** Start of PROVIDED DATA **
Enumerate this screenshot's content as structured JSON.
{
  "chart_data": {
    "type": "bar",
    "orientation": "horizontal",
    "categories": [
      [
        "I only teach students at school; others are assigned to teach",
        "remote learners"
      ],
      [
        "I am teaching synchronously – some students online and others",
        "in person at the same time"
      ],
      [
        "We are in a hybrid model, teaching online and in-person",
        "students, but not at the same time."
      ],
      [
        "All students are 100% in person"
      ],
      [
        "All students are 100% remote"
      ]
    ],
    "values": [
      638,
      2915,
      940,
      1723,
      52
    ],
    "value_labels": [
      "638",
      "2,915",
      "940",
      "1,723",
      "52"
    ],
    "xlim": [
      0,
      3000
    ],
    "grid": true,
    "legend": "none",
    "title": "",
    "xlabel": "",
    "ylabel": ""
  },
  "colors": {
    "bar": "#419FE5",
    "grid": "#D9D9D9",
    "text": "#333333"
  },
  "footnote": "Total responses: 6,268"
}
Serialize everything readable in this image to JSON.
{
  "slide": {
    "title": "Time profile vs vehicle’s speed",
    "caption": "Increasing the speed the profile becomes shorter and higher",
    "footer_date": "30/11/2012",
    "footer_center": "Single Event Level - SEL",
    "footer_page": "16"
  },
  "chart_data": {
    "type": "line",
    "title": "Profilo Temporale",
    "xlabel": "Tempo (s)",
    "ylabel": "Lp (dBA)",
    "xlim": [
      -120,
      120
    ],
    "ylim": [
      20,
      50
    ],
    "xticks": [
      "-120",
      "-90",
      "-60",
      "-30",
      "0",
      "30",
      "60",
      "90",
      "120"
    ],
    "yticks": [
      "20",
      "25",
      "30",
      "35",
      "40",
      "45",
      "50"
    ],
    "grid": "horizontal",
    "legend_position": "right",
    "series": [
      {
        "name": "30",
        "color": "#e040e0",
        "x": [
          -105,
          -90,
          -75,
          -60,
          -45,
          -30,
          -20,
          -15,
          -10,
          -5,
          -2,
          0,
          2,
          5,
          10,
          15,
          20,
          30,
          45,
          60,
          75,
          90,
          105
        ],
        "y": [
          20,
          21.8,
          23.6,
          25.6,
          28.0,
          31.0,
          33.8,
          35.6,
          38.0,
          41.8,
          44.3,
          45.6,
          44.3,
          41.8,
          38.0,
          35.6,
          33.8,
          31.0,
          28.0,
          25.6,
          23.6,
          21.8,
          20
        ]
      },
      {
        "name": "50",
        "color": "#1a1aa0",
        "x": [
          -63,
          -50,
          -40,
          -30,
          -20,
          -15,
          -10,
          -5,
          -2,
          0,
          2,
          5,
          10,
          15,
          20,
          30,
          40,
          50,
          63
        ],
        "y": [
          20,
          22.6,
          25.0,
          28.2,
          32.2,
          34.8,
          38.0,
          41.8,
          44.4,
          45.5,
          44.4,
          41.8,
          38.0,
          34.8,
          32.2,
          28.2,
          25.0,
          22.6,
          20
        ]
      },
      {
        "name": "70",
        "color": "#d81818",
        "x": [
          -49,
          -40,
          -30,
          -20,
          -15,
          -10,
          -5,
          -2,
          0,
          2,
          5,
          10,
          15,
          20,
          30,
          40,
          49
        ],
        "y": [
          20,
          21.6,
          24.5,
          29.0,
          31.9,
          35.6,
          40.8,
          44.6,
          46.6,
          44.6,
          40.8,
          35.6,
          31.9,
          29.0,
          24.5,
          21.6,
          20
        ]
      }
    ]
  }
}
** End of PROVIDED DATA **
# THE TASK
Please give back all of the records exactly as written.

# COMPLETED TASK
Enumerate this screenshot's content as structured JSON.
{
  "chart_data": {
    "type": "bar",
    "orientation": "horizontal",
    "categories": [
      [
        "I only teach students at school; others are assigned to teach",
        "remote learners"
      ],
      [
        "I am teaching synchronously – some students online and others",
        "in person at the same time"
      ],
      [
        "We are in a hybrid model, teaching online and in-person",
        "students, but not at the same time."
      ],
      [
        "All students are 100% in person"
      ],
      [
        "All students are 100% remote"
      ]
    ],
    "values": [
      638,
      2915,
      940,
      1723,
      52
    ],
    "value_labels": [
      "638",
      "2,915",
      "940",
      "1,723",
      "52"
    ],
    "xlim": [
      0,
      3000
    ],
    "grid": true,
    "legend": "none",
    "title": "",
    "xlabel": "",
    "ylabel": ""
  },
  "colors": {
    "bar": "#419FE5",
    "grid": "#D9D9D9",
    "text": "#333333"
  },
  "footnote": "Total responses: 6,268"
}
Serialize everything readable in this image to JSON.
{
  "slide": {
    "title": "Time profile vs vehicle’s speed",
    "caption": "Increasing the speed the profile becomes shorter and higher",
    "footer_date": "30/11/2012",
    "footer_center": "Single Event Level - SEL",
    "footer_page": "16"
  },
  "chart_data": {
    "type": "line",
    "title": "Profilo Temporale",
    "xlabel": "Tempo (s)",
    "ylabel": "Lp (dBA)",
    "xlim": [
      -120,
      120
    ],
    "ylim": [
      20,
      50
    ],
    "xticks": [
      "-120",
      "-90",
      "-60",
      "-30",
      "0",
      "30",
      "60",
      "90",
      "120"
    ],
    "yticks": [
      "20",
      "25",
      "30",
      "35",
      "40",
      "45",
      "50"
    ],
    "grid": "horizontal",
    "legend_position": "right",
    "series": [
      {
        "name": "30",
        "color": "#e040e0",
        "x": [
          -105,
          -90,
          -75,
          -60,
          -45,
          -30,
          -20,
          -15,
          -10,
          -5,
          -2,
          0,
          2,
          5,
          10,
          15,
          20,
          30,
          45,
          60,
          75,
          90,
          105
        ],
        "y": [
          20,
          21.8,
          23.6,
          25.6,
          28.0,
          31.0,
          33.8,
          35.6,
          38.0,
          41.8,
          44.3,
          45.6,
          44.3,
          41.8,
          38.0,
          35.6,
          33.8,
          31.0,
          28.0,
          25.6,
          23.6,
          21.8,
          20
        ]
      },
      {
        "name": "50",
        "color": "#1a1aa0",
        "x": [
          -63,
          -50,
          -40,
          -30,
          -20,
          -15,
          -10,
          -5,
          -2,
          0,
          2,
          5,
          10,
          15,
          20,
          30,
          40,
          50,
          63
        ],
        "y": [
          20,
          22.6,
          25.0,
          28.2,
          32.2,
          34.8,
          38.0,
          41.8,
          44.4,
          45.5,
          44.4,
          41.8,
          38.0,
          34.8,
          32.2,
          28.2,
          25.0,
          22.6,
          20
        ]
      },
      {
        "name": "70",
        "color": "#d81818",
        "x": [
          -49,
          -40,
          -30,
          -20,
          -15,
          -10,
          -5,
          -2,
          0,
          2,
          5,
          10,
          15,
          20,
          30,
          40,
          49
        ],
        "y": [
          20,
          21.6,
          24.5,
          29.0,
          31.9,
          35.6,
          40.8,
          44.6,
          46.6,
          44.6,
          40.8,
          35.6,
          31.9,
          29.0,
          24.5,
          21.6,
          20
        ]
      }
    ]
  }
}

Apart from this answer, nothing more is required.